### Written instruction
Collect the lines of the entries where "vitam" shows up.

....

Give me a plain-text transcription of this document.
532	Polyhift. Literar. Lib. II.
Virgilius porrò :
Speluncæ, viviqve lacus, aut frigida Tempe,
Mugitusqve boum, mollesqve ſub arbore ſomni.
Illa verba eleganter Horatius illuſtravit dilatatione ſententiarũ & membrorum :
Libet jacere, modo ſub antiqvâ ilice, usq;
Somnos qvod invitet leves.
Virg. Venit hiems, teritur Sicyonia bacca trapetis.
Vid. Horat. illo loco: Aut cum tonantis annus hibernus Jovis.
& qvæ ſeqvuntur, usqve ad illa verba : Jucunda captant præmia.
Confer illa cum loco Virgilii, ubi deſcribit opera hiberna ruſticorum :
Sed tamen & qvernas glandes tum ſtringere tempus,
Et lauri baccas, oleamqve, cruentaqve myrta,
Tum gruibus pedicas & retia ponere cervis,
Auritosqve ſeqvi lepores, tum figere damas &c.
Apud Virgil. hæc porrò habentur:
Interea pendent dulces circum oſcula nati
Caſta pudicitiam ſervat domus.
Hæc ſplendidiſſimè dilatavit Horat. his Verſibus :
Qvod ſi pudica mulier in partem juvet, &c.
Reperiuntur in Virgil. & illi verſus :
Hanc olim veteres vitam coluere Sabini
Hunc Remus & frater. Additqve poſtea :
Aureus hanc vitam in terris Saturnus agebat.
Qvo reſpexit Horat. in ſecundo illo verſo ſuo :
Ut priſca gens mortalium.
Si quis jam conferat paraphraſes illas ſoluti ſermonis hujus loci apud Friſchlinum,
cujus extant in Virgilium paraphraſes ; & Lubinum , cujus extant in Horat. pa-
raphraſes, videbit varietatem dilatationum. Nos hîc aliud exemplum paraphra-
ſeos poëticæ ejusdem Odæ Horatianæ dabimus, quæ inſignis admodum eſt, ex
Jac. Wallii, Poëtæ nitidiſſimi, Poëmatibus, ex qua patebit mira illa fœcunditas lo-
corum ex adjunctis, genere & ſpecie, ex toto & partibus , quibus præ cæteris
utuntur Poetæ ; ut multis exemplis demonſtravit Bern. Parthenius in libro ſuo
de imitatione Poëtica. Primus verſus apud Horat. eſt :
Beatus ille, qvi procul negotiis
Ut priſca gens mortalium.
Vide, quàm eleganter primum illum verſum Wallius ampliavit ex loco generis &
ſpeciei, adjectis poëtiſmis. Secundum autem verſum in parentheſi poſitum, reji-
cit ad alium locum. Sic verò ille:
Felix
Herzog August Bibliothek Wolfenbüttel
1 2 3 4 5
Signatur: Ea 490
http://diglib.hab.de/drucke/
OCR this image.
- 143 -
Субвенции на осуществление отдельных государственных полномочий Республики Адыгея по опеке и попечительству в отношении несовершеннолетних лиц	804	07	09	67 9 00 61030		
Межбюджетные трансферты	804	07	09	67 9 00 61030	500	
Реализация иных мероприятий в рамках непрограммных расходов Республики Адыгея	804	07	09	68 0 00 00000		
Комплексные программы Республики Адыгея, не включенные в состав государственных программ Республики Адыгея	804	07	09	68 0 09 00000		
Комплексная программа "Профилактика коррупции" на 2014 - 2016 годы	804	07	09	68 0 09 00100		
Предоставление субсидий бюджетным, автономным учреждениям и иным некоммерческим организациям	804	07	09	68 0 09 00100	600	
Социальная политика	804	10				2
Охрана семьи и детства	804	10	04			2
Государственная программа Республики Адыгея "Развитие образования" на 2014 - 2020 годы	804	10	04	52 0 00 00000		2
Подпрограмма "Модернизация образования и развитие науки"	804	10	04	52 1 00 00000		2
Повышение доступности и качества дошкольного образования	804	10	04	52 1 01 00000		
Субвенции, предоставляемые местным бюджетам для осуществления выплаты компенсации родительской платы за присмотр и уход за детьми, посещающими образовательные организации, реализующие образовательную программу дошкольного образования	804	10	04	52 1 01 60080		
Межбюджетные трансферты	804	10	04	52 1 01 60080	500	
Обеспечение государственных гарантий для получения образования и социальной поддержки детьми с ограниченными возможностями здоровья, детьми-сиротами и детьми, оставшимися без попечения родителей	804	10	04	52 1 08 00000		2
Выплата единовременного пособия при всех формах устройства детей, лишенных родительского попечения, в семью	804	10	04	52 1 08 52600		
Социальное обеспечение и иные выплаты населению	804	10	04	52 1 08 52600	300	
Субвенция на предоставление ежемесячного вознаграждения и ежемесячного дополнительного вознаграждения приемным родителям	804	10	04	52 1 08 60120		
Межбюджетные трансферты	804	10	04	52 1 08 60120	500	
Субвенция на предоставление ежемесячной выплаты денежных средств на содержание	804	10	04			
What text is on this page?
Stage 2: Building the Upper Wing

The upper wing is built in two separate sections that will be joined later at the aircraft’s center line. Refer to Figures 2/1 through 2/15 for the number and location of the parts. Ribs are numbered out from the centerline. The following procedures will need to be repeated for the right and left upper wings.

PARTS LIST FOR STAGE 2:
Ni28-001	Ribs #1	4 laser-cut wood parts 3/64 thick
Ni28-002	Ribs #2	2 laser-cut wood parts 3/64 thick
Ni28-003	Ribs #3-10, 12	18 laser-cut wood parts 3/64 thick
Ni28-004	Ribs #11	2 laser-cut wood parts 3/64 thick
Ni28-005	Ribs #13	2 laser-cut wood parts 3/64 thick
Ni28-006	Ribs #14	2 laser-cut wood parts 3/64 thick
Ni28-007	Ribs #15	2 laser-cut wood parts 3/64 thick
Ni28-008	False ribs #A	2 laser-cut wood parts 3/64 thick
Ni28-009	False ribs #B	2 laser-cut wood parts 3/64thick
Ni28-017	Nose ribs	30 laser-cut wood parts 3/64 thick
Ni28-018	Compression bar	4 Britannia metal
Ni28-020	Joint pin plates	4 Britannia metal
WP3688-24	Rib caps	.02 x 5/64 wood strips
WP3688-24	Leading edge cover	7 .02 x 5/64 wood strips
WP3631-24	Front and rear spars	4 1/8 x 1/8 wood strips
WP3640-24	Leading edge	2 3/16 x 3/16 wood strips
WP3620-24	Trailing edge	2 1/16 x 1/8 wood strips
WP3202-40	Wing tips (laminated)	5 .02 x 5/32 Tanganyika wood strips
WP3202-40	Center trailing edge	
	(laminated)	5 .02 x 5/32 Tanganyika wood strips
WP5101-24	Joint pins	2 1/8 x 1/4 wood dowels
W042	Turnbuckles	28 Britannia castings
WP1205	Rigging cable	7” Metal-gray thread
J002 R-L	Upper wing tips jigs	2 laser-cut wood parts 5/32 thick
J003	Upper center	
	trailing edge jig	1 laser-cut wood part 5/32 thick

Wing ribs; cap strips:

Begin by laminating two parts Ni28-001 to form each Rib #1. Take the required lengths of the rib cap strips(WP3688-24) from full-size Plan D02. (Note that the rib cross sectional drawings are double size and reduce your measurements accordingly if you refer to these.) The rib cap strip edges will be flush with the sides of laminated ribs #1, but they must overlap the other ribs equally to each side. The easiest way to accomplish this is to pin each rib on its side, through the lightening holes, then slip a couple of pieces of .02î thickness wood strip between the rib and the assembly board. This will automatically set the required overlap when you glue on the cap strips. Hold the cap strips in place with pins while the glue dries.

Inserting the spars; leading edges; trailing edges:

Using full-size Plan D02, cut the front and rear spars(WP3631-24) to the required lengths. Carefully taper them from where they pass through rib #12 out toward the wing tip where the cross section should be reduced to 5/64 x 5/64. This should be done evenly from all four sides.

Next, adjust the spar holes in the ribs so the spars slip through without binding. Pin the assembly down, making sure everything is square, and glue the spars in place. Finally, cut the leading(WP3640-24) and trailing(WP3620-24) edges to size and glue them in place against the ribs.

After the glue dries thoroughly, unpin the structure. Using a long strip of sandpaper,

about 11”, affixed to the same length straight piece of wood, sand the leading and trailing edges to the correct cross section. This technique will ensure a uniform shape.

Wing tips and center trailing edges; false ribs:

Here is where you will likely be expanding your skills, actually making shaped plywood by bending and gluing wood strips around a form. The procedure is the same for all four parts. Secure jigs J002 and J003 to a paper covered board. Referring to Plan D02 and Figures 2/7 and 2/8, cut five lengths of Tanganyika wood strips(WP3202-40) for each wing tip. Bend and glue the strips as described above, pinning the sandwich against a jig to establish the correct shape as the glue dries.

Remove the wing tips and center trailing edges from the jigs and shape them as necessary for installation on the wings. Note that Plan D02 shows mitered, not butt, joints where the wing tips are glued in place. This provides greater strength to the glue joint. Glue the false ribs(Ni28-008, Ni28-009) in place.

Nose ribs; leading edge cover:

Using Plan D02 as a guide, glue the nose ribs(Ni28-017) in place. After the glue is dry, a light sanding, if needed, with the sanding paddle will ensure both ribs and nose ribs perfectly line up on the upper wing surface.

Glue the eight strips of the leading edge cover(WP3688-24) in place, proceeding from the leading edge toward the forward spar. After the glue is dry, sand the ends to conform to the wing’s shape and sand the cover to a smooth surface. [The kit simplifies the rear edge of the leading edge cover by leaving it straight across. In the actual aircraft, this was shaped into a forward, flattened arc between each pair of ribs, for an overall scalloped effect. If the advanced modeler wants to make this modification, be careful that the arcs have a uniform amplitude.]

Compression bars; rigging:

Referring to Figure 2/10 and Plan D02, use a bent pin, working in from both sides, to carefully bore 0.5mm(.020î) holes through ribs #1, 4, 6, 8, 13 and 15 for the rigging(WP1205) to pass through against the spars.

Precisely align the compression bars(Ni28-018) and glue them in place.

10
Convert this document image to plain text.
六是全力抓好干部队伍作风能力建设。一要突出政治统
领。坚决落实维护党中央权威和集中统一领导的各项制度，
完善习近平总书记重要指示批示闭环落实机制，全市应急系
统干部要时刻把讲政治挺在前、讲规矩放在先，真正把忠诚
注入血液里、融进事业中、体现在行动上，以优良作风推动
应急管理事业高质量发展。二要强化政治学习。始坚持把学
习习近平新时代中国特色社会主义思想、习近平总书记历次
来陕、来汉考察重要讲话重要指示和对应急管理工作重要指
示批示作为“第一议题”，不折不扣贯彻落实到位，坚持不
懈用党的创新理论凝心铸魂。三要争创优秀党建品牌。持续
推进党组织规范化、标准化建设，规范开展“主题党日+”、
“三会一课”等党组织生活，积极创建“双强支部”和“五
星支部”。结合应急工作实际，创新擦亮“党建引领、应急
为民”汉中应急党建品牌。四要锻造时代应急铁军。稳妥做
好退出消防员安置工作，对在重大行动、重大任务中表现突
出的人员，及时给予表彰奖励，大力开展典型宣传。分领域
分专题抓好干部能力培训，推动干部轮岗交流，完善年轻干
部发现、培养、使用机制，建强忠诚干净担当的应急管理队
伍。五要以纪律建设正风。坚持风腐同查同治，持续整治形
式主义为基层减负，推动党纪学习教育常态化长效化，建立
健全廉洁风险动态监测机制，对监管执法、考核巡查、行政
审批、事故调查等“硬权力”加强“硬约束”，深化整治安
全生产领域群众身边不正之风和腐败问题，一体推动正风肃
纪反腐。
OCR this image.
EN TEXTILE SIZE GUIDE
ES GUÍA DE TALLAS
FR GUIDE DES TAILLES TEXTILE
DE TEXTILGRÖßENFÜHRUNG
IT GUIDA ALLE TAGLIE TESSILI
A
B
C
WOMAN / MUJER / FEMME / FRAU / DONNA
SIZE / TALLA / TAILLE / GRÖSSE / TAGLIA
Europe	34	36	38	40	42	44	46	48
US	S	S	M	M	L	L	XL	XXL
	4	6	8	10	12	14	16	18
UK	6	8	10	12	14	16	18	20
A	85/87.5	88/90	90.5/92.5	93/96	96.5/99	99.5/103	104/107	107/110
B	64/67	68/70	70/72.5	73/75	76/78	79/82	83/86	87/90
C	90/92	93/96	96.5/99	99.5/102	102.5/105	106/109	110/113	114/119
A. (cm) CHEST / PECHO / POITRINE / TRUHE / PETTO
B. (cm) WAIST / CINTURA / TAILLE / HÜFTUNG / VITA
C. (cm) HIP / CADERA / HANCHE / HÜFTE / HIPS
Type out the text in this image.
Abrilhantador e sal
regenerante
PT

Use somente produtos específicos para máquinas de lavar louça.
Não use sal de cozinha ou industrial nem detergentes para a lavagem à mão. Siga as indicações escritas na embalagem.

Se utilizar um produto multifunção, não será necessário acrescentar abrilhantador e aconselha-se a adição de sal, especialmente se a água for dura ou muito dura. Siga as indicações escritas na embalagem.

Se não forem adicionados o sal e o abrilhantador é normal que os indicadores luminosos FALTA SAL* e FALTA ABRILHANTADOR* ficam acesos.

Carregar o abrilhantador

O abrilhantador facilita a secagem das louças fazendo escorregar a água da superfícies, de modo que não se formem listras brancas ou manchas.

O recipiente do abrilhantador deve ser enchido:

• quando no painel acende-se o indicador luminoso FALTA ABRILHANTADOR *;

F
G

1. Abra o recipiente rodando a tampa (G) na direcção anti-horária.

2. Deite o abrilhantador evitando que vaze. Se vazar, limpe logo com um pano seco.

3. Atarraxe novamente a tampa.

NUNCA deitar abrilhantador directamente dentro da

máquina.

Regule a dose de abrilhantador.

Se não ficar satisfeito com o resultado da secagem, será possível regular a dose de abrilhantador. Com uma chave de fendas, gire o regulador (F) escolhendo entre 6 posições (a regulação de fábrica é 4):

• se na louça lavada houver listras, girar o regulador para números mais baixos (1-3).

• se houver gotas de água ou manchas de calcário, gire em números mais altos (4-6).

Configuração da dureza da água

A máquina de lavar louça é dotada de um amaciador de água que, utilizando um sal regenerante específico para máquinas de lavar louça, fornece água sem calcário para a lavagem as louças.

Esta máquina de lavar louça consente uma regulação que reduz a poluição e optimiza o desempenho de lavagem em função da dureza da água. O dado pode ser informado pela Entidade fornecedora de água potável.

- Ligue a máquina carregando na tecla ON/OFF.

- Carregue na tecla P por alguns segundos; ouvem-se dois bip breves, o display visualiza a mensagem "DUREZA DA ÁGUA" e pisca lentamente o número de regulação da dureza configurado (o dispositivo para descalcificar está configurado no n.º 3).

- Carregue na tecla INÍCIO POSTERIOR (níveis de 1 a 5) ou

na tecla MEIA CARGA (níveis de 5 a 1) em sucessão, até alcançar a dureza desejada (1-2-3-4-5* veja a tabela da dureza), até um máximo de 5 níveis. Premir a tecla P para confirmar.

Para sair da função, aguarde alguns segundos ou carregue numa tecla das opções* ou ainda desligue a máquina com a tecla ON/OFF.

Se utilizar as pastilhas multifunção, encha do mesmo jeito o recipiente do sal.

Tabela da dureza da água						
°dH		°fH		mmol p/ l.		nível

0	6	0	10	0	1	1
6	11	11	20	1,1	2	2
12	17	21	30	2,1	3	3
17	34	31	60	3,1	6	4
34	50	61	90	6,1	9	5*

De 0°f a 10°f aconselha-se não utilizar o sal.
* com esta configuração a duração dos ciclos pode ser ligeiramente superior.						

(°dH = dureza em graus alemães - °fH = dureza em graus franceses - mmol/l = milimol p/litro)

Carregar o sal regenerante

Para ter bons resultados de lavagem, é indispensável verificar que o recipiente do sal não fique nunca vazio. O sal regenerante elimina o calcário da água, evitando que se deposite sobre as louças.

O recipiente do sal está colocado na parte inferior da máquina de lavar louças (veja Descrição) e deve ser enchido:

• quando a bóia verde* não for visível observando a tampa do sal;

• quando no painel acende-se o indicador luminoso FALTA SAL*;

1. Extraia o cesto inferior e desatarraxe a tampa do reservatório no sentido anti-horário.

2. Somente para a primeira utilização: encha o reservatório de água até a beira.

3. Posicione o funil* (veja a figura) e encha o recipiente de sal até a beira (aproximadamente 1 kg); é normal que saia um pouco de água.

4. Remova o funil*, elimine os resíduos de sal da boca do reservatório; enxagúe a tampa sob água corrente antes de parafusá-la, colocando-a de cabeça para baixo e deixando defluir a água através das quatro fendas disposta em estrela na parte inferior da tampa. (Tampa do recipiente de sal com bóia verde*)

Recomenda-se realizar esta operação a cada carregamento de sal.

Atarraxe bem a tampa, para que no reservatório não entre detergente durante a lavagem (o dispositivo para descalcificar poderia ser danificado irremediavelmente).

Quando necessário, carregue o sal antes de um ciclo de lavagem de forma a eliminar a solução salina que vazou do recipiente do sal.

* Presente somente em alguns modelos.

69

....

### Result for this task
Hanc olim veteres vitam coluere Sabini
Aureus hanc vitam in terris Saturnus agebat.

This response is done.